(Region boundary data)
»»
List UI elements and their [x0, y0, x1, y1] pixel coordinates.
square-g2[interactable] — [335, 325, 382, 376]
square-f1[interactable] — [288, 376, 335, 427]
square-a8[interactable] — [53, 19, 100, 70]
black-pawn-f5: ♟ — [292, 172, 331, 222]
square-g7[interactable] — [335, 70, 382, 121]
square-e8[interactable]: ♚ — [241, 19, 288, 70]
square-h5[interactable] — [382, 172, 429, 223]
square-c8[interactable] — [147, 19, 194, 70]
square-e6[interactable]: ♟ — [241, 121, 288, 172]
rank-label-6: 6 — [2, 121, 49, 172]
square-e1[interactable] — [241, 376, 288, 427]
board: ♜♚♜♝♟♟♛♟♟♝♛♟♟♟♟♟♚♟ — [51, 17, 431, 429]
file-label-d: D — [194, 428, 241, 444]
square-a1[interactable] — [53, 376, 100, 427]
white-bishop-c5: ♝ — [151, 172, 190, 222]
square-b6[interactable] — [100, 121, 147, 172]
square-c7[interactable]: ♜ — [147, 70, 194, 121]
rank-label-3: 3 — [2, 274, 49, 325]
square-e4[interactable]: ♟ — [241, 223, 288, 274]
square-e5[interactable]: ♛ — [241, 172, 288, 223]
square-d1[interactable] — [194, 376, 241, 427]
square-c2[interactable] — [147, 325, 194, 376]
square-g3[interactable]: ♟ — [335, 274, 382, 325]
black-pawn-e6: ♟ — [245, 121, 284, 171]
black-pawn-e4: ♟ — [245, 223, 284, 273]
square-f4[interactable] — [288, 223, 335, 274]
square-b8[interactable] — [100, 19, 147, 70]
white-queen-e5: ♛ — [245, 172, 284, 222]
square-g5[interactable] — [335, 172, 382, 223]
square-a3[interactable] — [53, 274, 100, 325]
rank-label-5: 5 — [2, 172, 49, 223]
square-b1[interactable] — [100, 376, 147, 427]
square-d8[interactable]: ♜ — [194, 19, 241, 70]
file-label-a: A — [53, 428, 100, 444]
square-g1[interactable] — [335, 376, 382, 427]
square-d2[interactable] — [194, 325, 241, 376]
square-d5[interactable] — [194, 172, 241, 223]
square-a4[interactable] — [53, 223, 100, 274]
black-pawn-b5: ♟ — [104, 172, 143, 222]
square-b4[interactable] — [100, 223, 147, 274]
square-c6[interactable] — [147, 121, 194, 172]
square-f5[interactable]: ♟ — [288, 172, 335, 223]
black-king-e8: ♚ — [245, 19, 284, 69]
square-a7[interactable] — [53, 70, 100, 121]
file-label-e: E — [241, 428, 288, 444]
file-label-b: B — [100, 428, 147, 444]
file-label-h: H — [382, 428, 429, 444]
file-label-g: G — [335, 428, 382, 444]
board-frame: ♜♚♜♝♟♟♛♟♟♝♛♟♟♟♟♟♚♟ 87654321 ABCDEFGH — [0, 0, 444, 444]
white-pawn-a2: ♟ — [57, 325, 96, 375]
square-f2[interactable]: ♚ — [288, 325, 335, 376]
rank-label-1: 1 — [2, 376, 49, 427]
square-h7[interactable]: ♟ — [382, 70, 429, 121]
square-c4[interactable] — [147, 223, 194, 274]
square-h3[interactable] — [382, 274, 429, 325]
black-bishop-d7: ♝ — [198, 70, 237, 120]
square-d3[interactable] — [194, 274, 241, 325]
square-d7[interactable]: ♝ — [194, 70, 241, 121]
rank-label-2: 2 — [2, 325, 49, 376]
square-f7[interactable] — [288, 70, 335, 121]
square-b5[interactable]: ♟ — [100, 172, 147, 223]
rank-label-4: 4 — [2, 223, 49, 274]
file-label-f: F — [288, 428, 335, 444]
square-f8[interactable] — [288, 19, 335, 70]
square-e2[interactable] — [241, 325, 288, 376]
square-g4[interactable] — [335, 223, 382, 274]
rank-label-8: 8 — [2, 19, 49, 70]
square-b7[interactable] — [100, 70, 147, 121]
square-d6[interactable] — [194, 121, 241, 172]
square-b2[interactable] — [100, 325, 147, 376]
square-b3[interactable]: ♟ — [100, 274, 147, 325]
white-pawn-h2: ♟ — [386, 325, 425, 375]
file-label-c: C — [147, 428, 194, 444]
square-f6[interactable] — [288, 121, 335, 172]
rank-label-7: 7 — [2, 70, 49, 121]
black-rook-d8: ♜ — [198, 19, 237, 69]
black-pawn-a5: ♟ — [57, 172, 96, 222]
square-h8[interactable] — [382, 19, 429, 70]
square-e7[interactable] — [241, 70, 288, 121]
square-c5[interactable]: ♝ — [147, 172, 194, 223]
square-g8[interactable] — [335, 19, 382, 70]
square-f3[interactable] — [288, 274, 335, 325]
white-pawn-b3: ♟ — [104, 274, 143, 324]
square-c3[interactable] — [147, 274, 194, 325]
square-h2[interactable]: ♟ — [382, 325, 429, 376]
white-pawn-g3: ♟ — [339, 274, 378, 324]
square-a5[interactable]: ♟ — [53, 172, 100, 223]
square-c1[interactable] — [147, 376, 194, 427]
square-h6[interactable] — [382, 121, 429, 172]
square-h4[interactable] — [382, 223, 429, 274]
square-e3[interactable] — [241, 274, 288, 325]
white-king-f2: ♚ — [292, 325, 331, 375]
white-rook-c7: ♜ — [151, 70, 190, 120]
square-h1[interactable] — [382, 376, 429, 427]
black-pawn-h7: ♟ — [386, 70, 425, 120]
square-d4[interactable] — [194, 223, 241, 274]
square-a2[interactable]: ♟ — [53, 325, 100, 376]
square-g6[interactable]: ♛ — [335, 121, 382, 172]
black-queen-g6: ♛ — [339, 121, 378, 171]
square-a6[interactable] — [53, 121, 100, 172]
««
§ Task instructions
Update the material by replacing every "interactable" with "clickable" and leaving all other text the same.

§ Response
List UI elements and their [x0, y0, x1, y1] pixel coordinates.
square-g2[clickable] — [335, 325, 382, 376]
square-f1[clickable] — [288, 376, 335, 427]
square-a8[clickable] — [53, 19, 100, 70]
black-pawn-f5: ♟ — [292, 172, 331, 222]
square-g7[clickable] — [335, 70, 382, 121]
square-e8[clickable]: ♚ — [241, 19, 288, 70]
square-h5[clickable] — [382, 172, 429, 223]
square-c8[clickable] — [147, 19, 194, 70]
square-e6[clickable]: ♟ — [241, 121, 288, 172]
rank-label-6: 6 — [2, 121, 49, 172]
square-e1[clickable] — [241, 376, 288, 427]
board: ♜♚♜♝♟♟♛♟♟♝♛♟♟♟♟♟♚♟ — [51, 17, 431, 429]
file-label-d: D — [194, 428, 241, 444]
square-a1[clickable] — [53, 376, 100, 427]
white-bishop-c5: ♝ — [151, 172, 190, 222]
square-b6[clickable] — [100, 121, 147, 172]
square-c7[clickable]: ♜ — [147, 70, 194, 121]
rank-label-3: 3 — [2, 274, 49, 325]
square-e4[clickable]: ♟ — [241, 223, 288, 274]
square-e5[clickable]: ♛ — [241, 172, 288, 223]
square-d1[clickable] — [194, 376, 241, 427]
square-c2[clickable] — [147, 325, 194, 376]
square-g3[clickable]: ♟ — [335, 274, 382, 325]
black-pawn-e6: ♟ — [245, 121, 284, 171]
black-pawn-e4: ♟ — [245, 223, 284, 273]
square-f4[clickable] — [288, 223, 335, 274]
square-b8[clickable] — [100, 19, 147, 70]
white-queen-e5: ♛ — [245, 172, 284, 222]
square-g5[clickable] — [335, 172, 382, 223]
square-a3[clickable] — [53, 274, 100, 325]
rank-label-5: 5 — [2, 172, 49, 223]
square-b1[clickable] — [100, 376, 147, 427]
square-d8[clickable]: ♜ — [194, 19, 241, 70]
file-label-a: A — [53, 428, 100, 444]
square-g1[clickable] — [335, 376, 382, 427]
square-d2[clickable] — [194, 325, 241, 376]
square-d5[clickable] — [194, 172, 241, 223]
square-a4[clickable] — [53, 223, 100, 274]
black-pawn-b5: ♟ — [104, 172, 143, 222]
square-b4[clickable] — [100, 223, 147, 274]
square-c6[clickable] — [147, 121, 194, 172]
square-f5[clickable]: ♟ — [288, 172, 335, 223]
black-king-e8: ♚ — [245, 19, 284, 69]
square-a7[clickable] — [53, 70, 100, 121]
file-label-e: E — [241, 428, 288, 444]
file-label-b: B — [100, 428, 147, 444]
file-label-h: H — [382, 428, 429, 444]
file-label-g: G — [335, 428, 382, 444]
board-frame: ♜♚♜♝♟♟♛♟♟♝♛♟♟♟♟♟♚♟ 87654321 ABCDEFGH — [0, 0, 444, 444]
white-pawn-a2: ♟ — [57, 325, 96, 375]
square-f2[clickable]: ♚ — [288, 325, 335, 376]
rank-label-1: 1 — [2, 376, 49, 427]
square-h7[clickable]: ♟ — [382, 70, 429, 121]
square-c4[clickable] — [147, 223, 194, 274]
square-h3[clickable] — [382, 274, 429, 325]
black-bishop-d7: ♝ — [198, 70, 237, 120]
square-d3[clickable] — [194, 274, 241, 325]
square-d7[clickable]: ♝ — [194, 70, 241, 121]
rank-label-2: 2 — [2, 325, 49, 376]
square-f7[clickable] — [288, 70, 335, 121]
square-b5[clickable]: ♟ — [100, 172, 147, 223]
rank-label-4: 4 — [2, 223, 49, 274]
file-label-f: F — [288, 428, 335, 444]
square-f8[clickable] — [288, 19, 335, 70]
square-e2[clickable] — [241, 325, 288, 376]
square-g4[clickable] — [335, 223, 382, 274]
rank-label-8: 8 — [2, 19, 49, 70]
square-b7[clickable] — [100, 70, 147, 121]
square-d6[clickable] — [194, 121, 241, 172]
square-b2[clickable] — [100, 325, 147, 376]
square-b3[clickable]: ♟ — [100, 274, 147, 325]
white-pawn-h2: ♟ — [386, 325, 425, 375]
file-label-c: C — [147, 428, 194, 444]
square-f6[clickable] — [288, 121, 335, 172]
rank-label-7: 7 — [2, 70, 49, 121]
black-rook-d8: ♜ — [198, 19, 237, 69]
black-pawn-a5: ♟ — [57, 172, 96, 222]
square-h8[clickable] — [382, 19, 429, 70]
square-e7[clickable] — [241, 70, 288, 121]
square-c5[clickable]: ♝ — [147, 172, 194, 223]
square-g8[clickable] — [335, 19, 382, 70]
square-f3[clickable] — [288, 274, 335, 325]
white-pawn-b3: ♟ — [104, 274, 143, 324]
square-c3[clickable] — [147, 274, 194, 325]
square-h2[clickable]: ♟ — [382, 325, 429, 376]
white-pawn-g3: ♟ — [339, 274, 378, 324]
square-a5[clickable]: ♟ — [53, 172, 100, 223]
square-c1[clickable] — [147, 376, 194, 427]
square-h6[clickable] — [382, 121, 429, 172]
square-h4[clickable] — [382, 223, 429, 274]
square-e3[clickable] — [241, 274, 288, 325]
white-king-f2: ♚ — [292, 325, 331, 375]
white-rook-c7: ♜ — [151, 70, 190, 120]
square-h1[clickable] — [382, 376, 429, 427]
black-pawn-h7: ♟ — [386, 70, 425, 120]
square-d4[clickable] — [194, 223, 241, 274]
square-a2[clickable]: ♟ — [53, 325, 100, 376]
square-g6[clickable]: ♛ — [335, 121, 382, 172]
black-queen-g6: ♛ — [339, 121, 378, 171]
square-a6[clickable] — [53, 121, 100, 172]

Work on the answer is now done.